→ Input material:
○ ○ ○ ○ ○ ○ ○

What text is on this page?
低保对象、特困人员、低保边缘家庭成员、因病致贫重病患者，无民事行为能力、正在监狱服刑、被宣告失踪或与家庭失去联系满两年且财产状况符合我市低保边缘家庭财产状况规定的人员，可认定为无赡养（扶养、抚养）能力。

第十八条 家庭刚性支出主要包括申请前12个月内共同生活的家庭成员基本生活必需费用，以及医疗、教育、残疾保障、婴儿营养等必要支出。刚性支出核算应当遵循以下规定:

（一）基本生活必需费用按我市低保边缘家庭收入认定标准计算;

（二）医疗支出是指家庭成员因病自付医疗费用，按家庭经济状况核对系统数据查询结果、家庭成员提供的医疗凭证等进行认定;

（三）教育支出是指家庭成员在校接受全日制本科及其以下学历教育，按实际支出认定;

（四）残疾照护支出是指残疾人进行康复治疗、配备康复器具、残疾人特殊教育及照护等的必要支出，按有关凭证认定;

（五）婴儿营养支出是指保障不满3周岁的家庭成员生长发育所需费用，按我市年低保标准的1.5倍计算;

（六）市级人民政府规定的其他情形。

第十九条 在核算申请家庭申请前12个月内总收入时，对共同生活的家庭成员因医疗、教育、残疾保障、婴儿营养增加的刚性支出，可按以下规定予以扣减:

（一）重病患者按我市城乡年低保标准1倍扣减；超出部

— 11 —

○ ○ ○ ○ ○ ○ ○

Search the data above for lines holding "残疾保障" and copy each of them.

第十八条 家庭刚性支出主要包括申请前12个月内共同生活的家庭成员基本生活必需费用，以及医疗、教育、残疾保障、婴儿营养等必要支出。刚性支出核算应当遵循以下规定:
第十九条 在核算申请家庭申请前12个月内总收入时，对共同生活的家庭成员因医疗、教育、残疾保障、婴儿营养增加的刚性支出，可按以下规定予以扣减:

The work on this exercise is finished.